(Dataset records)
»»
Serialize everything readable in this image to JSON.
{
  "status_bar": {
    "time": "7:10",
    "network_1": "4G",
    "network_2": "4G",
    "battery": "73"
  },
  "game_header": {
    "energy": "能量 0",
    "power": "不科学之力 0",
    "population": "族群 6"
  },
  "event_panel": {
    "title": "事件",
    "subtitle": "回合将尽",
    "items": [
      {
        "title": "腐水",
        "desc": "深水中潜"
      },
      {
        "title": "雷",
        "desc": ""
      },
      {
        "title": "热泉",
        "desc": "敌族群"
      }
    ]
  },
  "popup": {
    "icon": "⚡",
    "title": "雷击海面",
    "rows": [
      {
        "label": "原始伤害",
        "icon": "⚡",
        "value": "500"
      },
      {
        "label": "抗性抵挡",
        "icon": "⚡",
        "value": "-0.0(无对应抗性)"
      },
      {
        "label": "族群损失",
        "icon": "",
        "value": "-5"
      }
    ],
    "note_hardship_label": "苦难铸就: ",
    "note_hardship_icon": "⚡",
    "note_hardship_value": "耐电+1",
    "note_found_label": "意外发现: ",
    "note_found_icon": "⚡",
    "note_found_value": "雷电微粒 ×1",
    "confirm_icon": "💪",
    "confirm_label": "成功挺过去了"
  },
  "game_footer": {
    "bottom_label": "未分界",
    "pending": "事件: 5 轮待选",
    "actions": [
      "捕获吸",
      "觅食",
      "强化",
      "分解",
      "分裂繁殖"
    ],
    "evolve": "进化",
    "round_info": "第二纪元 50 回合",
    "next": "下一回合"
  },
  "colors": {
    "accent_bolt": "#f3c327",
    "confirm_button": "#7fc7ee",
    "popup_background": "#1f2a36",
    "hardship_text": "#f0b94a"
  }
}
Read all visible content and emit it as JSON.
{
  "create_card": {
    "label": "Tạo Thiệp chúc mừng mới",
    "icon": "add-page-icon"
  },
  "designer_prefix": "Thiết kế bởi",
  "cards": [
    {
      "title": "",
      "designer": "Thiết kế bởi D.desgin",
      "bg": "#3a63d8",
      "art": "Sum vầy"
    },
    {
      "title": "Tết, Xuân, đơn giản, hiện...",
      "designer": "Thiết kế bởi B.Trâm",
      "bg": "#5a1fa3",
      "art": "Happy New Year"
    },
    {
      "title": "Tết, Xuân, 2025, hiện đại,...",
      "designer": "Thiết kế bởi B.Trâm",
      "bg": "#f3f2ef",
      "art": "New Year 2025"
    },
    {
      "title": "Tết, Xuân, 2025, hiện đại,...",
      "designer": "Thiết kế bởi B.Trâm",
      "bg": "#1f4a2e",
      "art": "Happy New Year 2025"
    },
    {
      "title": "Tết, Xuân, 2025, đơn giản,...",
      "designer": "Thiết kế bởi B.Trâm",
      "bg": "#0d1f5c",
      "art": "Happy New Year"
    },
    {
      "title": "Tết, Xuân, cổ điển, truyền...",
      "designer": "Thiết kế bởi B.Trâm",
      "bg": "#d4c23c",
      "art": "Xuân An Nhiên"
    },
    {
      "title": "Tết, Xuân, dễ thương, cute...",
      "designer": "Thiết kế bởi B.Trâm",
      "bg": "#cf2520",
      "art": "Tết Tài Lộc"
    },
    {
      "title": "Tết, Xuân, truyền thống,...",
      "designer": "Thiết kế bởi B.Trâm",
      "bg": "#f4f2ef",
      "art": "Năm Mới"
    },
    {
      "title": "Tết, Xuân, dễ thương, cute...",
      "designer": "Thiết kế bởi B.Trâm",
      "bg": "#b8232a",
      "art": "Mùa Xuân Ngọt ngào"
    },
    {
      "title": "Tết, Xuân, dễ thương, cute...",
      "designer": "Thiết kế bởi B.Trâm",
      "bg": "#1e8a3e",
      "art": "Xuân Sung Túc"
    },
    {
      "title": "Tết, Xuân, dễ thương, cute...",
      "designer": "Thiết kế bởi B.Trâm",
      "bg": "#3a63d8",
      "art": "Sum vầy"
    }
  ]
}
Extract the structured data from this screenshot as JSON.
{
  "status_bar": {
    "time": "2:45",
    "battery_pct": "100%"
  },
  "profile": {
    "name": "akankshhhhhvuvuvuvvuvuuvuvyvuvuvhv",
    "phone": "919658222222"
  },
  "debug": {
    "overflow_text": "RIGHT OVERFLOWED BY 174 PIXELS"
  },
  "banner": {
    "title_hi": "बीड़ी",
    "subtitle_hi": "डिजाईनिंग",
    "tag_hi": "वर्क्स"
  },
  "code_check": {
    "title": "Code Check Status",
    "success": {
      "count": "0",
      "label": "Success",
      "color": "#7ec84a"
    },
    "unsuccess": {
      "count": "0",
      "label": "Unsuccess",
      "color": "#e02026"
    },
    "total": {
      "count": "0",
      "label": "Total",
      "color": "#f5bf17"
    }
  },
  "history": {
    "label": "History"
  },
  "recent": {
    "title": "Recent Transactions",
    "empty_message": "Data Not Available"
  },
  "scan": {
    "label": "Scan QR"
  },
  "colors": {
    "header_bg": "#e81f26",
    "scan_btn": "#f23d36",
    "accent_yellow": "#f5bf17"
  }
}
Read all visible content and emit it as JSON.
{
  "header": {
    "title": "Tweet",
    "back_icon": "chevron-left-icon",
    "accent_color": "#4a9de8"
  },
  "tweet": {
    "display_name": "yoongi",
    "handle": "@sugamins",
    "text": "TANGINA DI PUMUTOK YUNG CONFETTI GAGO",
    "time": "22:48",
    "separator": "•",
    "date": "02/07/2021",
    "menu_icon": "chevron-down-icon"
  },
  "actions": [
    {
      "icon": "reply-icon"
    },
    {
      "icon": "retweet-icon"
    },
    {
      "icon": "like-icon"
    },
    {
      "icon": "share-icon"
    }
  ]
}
««
▶ **Stated task**: Your task is to quote all of the data word for word.

▶ **Exercise output**:
Serialize everything readable in this image to JSON.
{
  "status_bar": {
    "time": "7:10",
    "network_1": "4G",
    "network_2": "4G",
    "battery": "73"
  },
  "game_header": {
    "energy": "能量 0",
    "power": "不科学之力 0",
    "population": "族群 6"
  },
  "event_panel": {
    "title": "事件",
    "subtitle": "回合将尽",
    "items": [
      {
        "title": "腐水",
        "desc": "深水中潜"
      },
      {
        "title": "雷",
        "desc": ""
      },
      {
        "title": "热泉",
        "desc": "敌族群"
      }
    ]
  },
  "popup": {
    "icon": "⚡",
    "title": "雷击海面",
    "rows": [
      {
        "label": "原始伤害",
        "icon": "⚡",
        "value": "500"
      },
      {
        "label": "抗性抵挡",
        "icon": "⚡",
        "value": "-0.0(无对应抗性)"
      },
      {
        "label": "族群损失",
        "icon": "",
        "value": "-5"
      }
    ],
    "note_hardship_label": "苦难铸就: ",
    "note_hardship_icon": "⚡",
    "note_hardship_value": "耐电+1",
    "note_found_label": "意外发现: ",
    "note_found_icon": "⚡",
    "note_found_value": "雷电微粒 ×1",
    "confirm_icon": "💪",
    "confirm_label": "成功挺过去了"
  },
  "game_footer": {
    "bottom_label": "未分界",
    "pending": "事件: 5 轮待选",
    "actions": [
      "捕获吸",
      "觅食",
      "强化",
      "分解",
      "分裂繁殖"
    ],
    "evolve": "进化",
    "round_info": "第二纪元 50 回合",
    "next": "下一回合"
  },
  "colors": {
    "accent_bolt": "#f3c327",
    "confirm_button": "#7fc7ee",
    "popup_background": "#1f2a36",
    "hardship_text": "#f0b94a"
  }
}
Read all visible content and emit it as JSON.
{
  "create_card": {
    "label": "Tạo Thiệp chúc mừng mới",
    "icon": "add-page-icon"
  },
  "designer_prefix": "Thiết kế bởi",
  "cards": [
    {
      "title": "",
      "designer": "Thiết kế bởi D.desgin",
      "bg": "#3a63d8",
      "art": "Sum vầy"
    },
    {
      "title": "Tết, Xuân, đơn giản, hiện...",
      "designer": "Thiết kế bởi B.Trâm",
      "bg": "#5a1fa3",
      "art": "Happy New Year"
    },
    {
      "title": "Tết, Xuân, 2025, hiện đại,...",
      "designer": "Thiết kế bởi B.Trâm",
      "bg": "#f3f2ef",
      "art": "New Year 2025"
    },
    {
      "title": "Tết, Xuân, 2025, hiện đại,...",
      "designer": "Thiết kế bởi B.Trâm",
      "bg": "#1f4a2e",
      "art": "Happy New Year 2025"
    },
    {
      "title": "Tết, Xuân, 2025, đơn giản,...",
      "designer": "Thiết kế bởi B.Trâm",
      "bg": "#0d1f5c",
      "art": "Happy New Year"
    },
    {
      "title": "Tết, Xuân, cổ điển, truyền...",
      "designer": "Thiết kế bởi B.Trâm",
      "bg": "#d4c23c",
      "art": "Xuân An Nhiên"
    },
    {
      "title": "Tết, Xuân, dễ thương, cute...",
      "designer": "Thiết kế bởi B.Trâm",
      "bg": "#cf2520",
      "art": "Tết Tài Lộc"
    },
    {
      "title": "Tết, Xuân, truyền thống,...",
      "designer": "Thiết kế bởi B.Trâm",
      "bg": "#f4f2ef",
      "art": "Năm Mới"
    },
    {
      "title": "Tết, Xuân, dễ thương, cute...",
      "designer": "Thiết kế bởi B.Trâm",
      "bg": "#b8232a",
      "art": "Mùa Xuân Ngọt ngào"
    },
    {
      "title": "Tết, Xuân, dễ thương, cute...",
      "designer": "Thiết kế bởi B.Trâm",
      "bg": "#1e8a3e",
      "art": "Xuân Sung Túc"
    },
    {
      "title": "Tết, Xuân, dễ thương, cute...",
      "designer": "Thiết kế bởi B.Trâm",
      "bg": "#3a63d8",
      "art": "Sum vầy"
    }
  ]
}
Extract the structured data from this screenshot as JSON.
{
  "status_bar": {
    "time": "2:45",
    "battery_pct": "100%"
  },
  "profile": {
    "name": "akankshhhhhvuvuvuvvuvuuvuvyvuvuvhv",
    "phone": "919658222222"
  },
  "debug": {
    "overflow_text": "RIGHT OVERFLOWED BY 174 PIXELS"
  },
  "banner": {
    "title_hi": "बीड़ी",
    "subtitle_hi": "डिजाईनिंग",
    "tag_hi": "वर्क्स"
  },
  "code_check": {
    "title": "Code Check Status",
    "success": {
      "count": "0",
      "label": "Success",
      "color": "#7ec84a"
    },
    "unsuccess": {
      "count": "0",
      "label": "Unsuccess",
      "color": "#e02026"
    },
    "total": {
      "count": "0",
      "label": "Total",
      "color": "#f5bf17"
    }
  },
  "history": {
    "label": "History"
  },
  "recent": {
    "title": "Recent Transactions",
    "empty_message": "Data Not Available"
  },
  "scan": {
    "label": "Scan QR"
  },
  "colors": {
    "header_bg": "#e81f26",
    "scan_btn": "#f23d36",
    "accent_yellow": "#f5bf17"
  }
}
Read all visible content and emit it as JSON.
{
  "header": {
    "title": "Tweet",
    "back_icon": "chevron-left-icon",
    "accent_color": "#4a9de8"
  },
  "tweet": {
    "display_name": "yoongi",
    "handle": "@sugamins",
    "text": "TANGINA DI PUMUTOK YUNG CONFETTI GAGO",
    "time": "22:48",
    "separator": "•",
    "date": "02/07/2021",
    "menu_icon": "chevron-down-icon"
  },
  "actions": [
    {
      "icon": "reply-icon"
    },
    {
      "icon": "retweet-icon"
    },
    {
      "icon": "like-icon"
    },
    {
      "icon": "share-icon"
    }
  ]
}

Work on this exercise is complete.